#### DATA EXCERPTS
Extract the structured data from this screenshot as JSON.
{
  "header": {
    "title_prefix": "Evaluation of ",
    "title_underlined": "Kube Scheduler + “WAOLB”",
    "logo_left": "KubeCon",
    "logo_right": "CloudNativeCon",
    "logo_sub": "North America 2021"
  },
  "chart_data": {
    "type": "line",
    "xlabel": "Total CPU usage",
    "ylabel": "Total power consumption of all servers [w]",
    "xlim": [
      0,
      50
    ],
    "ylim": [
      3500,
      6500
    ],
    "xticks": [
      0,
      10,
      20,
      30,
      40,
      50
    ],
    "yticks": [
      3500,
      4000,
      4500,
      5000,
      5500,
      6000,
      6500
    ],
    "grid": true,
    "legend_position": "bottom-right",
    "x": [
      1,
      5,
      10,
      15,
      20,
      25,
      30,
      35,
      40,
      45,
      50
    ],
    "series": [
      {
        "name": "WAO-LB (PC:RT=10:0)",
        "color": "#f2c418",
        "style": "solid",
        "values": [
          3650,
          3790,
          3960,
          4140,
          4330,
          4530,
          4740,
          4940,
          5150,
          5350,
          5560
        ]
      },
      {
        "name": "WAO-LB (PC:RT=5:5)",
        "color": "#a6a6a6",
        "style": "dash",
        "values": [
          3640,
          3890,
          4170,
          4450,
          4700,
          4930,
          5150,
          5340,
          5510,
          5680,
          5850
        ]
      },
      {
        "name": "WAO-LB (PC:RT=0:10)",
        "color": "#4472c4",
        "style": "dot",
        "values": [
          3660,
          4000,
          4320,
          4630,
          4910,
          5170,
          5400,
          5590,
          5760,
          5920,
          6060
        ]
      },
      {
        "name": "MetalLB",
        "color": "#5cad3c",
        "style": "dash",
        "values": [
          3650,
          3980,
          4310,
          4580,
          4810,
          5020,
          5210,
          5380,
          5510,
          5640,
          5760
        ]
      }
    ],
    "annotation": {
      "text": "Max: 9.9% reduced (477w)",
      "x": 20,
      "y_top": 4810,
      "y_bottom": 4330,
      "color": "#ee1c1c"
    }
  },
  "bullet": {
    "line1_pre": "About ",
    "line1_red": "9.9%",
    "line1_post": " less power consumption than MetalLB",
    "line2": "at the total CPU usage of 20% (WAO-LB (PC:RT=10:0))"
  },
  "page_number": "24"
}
########
Going through the data above, count the lines where the string "MetalLB" appears, and answer with only that number.

RESULT OF THIS EXERCISE ::
2